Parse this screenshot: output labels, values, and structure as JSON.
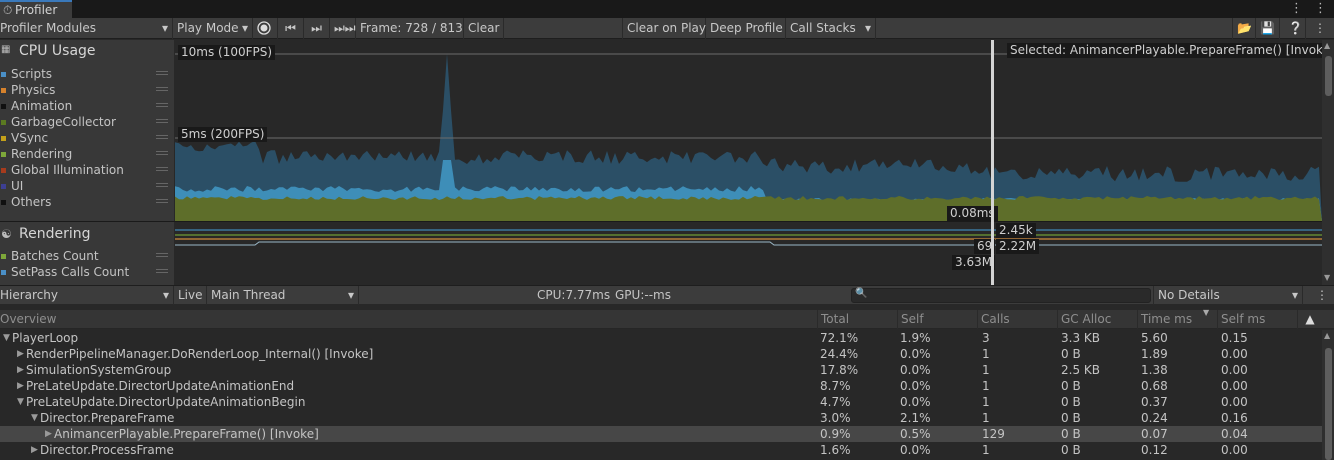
{
  "window": {
    "tab": "Profiler"
  },
  "toolbar": {
    "modules": "Profiler Modules",
    "play_mode": "Play Mode",
    "frame": "Frame: 728 / 813",
    "clear": "Clear",
    "clear_on_play": "Clear on Play",
    "deep_profile": "Deep Profile",
    "call_stacks": "Call Stacks"
  },
  "cpu_module": {
    "title": "CPU Usage",
    "legend": [
      {
        "label": "Scripts",
        "color": "#4a8fc6"
      },
      {
        "label": "Physics",
        "color": "#d6822c"
      },
      {
        "label": "Animation",
        "color": "#101010"
      },
      {
        "label": "GarbageCollector",
        "color": "#5b7a21"
      },
      {
        "label": "VSync",
        "color": "#c4a11a"
      },
      {
        "label": "Rendering",
        "color": "#7ea83a"
      },
      {
        "label": "Global Illumination",
        "color": "#a63b1d"
      },
      {
        "label": "UI",
        "color": "#3d3f93"
      },
      {
        "label": "Others",
        "color": "#101010"
      }
    ]
  },
  "rendering_module": {
    "title": "Rendering",
    "legend": [
      {
        "label": "Batches Count",
        "color": "#7ea83a"
      },
      {
        "label": "SetPass Calls Count",
        "color": "#4a8fc6"
      }
    ]
  },
  "chart_labels": {
    "line_10ms": "10ms (100FPS)",
    "line_5ms": "5ms (200FPS)",
    "selected": "Selected: AnimancerPlayable.PrepareFrame() [Invoke]",
    "cpu_value": "0.08ms",
    "r1": "2.45k",
    "r2a": "69",
    "r2b": "2.22M",
    "r3": "3.63M"
  },
  "details_toolbar": {
    "view": "Hierarchy",
    "live": "Live",
    "thread": "Main Thread",
    "cpu": "CPU:7.77ms",
    "gpu": "GPU:--ms",
    "details": "No Details"
  },
  "columns": [
    "Overview",
    "Total",
    "Self",
    "Calls",
    "GC Alloc",
    "Time ms",
    "Self ms"
  ],
  "rows": [
    {
      "name": "PlayerLoop",
      "total": "72.1%",
      "self": "1.9%",
      "calls": "3",
      "gc": "3.3 KB",
      "time": "5.60",
      "selfms": "0.15"
    },
    {
      "name": "RenderPipelineManager.DoRenderLoop_Internal() [Invoke]",
      "total": "24.4%",
      "self": "0.0%",
      "calls": "1",
      "gc": "0 B",
      "time": "1.89",
      "selfms": "0.00"
    },
    {
      "name": "SimulationSystemGroup",
      "total": "17.8%",
      "self": "0.0%",
      "calls": "1",
      "gc": "2.5 KB",
      "time": "1.38",
      "selfms": "0.00"
    },
    {
      "name": "PreLateUpdate.DirectorUpdateAnimationEnd",
      "total": "8.7%",
      "self": "0.0%",
      "calls": "1",
      "gc": "0 B",
      "time": "0.68",
      "selfms": "0.00"
    },
    {
      "name": "PreLateUpdate.DirectorUpdateAnimationBegin",
      "total": "4.7%",
      "self": "0.0%",
      "calls": "1",
      "gc": "0 B",
      "time": "0.37",
      "selfms": "0.00"
    },
    {
      "name": "Director.PrepareFrame",
      "total": "3.0%",
      "self": "2.1%",
      "calls": "1",
      "gc": "0 B",
      "time": "0.24",
      "selfms": "0.16"
    },
    {
      "name": "AnimancerPlayable.PrepareFrame() [Invoke]",
      "total": "0.9%",
      "self": "0.5%",
      "calls": "129",
      "gc": "0 B",
      "time": "0.07",
      "selfms": "0.04"
    },
    {
      "name": "Director.ProcessFrame",
      "total": "1.6%",
      "self": "0.0%",
      "calls": "1",
      "gc": "0 B",
      "time": "0.12",
      "selfms": "0.00"
    }
  ]
}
-.-.-
§ **WHAT IS EXPECTED**
With the pictures omitted, reproduce the records in full and exactly.

§ **SOLUTION TO THE PROBLEM**
Parse this screenshot: output labels, values, and structure as JSON.
{
  "window": {
    "tab": "Profiler"
  },
  "toolbar": {
    "modules": "Profiler Modules",
    "play_mode": "Play Mode",
    "frame": "Frame: 728 / 813",
    "clear": "Clear",
    "clear_on_play": "Clear on Play",
    "deep_profile": "Deep Profile",
    "call_stacks": "Call Stacks"
  },
  "cpu_module": {
    "title": "CPU Usage",
    "legend": [
      {
        "label": "Scripts",
        "color": "#4a8fc6"
      },
      {
        "label": "Physics",
        "color": "#d6822c"
      },
      {
        "label": "Animation",
        "color": "#101010"
      },
      {
        "label": "GarbageCollector",
        "color": "#5b7a21"
      },
      {
        "label": "VSync",
        "color": "#c4a11a"
      },
      {
        "label": "Rendering",
        "color": "#7ea83a"
      },
      {
        "label": "Global Illumination",
        "color": "#a63b1d"
      },
      {
        "label": "UI",
        "color": "#3d3f93"
      },
      {
        "label": "Others",
        "color": "#101010"
      }
    ]
  },
  "rendering_module": {
    "title": "Rendering",
    "legend": [
      {
        "label": "Batches Count",
        "color": "#7ea83a"
      },
      {
        "label": "SetPass Calls Count",
        "color": "#4a8fc6"
      }
    ]
  },
  "chart_labels": {
    "line_10ms": "10ms (100FPS)",
    "line_5ms": "5ms (200FPS)",
    "selected": "Selected: AnimancerPlayable.PrepareFrame() [Invoke]",
    "cpu_value": "0.08ms",
    "r1": "2.45k",
    "r2a": "69",
    "r2b": "2.22M",
    "r3": "3.63M"
  },
  "details_toolbar": {
    "view": "Hierarchy",
    "live": "Live",
    "thread": "Main Thread",
    "cpu": "CPU:7.77ms",
    "gpu": "GPU:--ms",
    "details": "No Details"
  },
  "columns": [
    "Overview",
    "Total",
    "Self",
    "Calls",
    "GC Alloc",
    "Time ms",
    "Self ms"
  ],
  "rows": [
    {
      "name": "PlayerLoop",
      "total": "72.1%",
      "self": "1.9%",
      "calls": "3",
      "gc": "3.3 KB",
      "time": "5.60",
      "selfms": "0.15"
    },
    {
      "name": "RenderPipelineManager.DoRenderLoop_Internal() [Invoke]",
      "total": "24.4%",
      "self": "0.0%",
      "calls": "1",
      "gc": "0 B",
      "time": "1.89",
      "selfms": "0.00"
    },
    {
      "name": "SimulationSystemGroup",
      "total": "17.8%",
      "self": "0.0%",
      "calls": "1",
      "gc": "2.5 KB",
      "time": "1.38",
      "selfms": "0.00"
    },
    {
      "name": "PreLateUpdate.DirectorUpdateAnimationEnd",
      "total": "8.7%",
      "self": "0.0%",
      "calls": "1",
      "gc": "0 B",
      "time": "0.68",
      "selfms": "0.00"
    },
    {
      "name": "PreLateUpdate.DirectorUpdateAnimationBegin",
      "total": "4.7%",
      "self": "0.0%",
      "calls": "1",
      "gc": "0 B",
      "time": "0.37",
      "selfms": "0.00"
    },
    {
      "name": "Director.PrepareFrame",
      "total": "3.0%",
      "self": "2.1%",
      "calls": "1",
      "gc": "0 B",
      "time": "0.24",
      "selfms": "0.16"
    },
    {
      "name": "AnimancerPlayable.PrepareFrame() [Invoke]",
      "total": "0.9%",
      "self": "0.5%",
      "calls": "129",
      "gc": "0 B",
      "time": "0.07",
      "selfms": "0.04"
    },
    {
      "name": "Director.ProcessFrame",
      "total": "1.6%",
      "self": "0.0%",
      "calls": "1",
      "gc": "0 B",
      "time": "0.12",
      "selfms": "0.00"
    }
  ]
}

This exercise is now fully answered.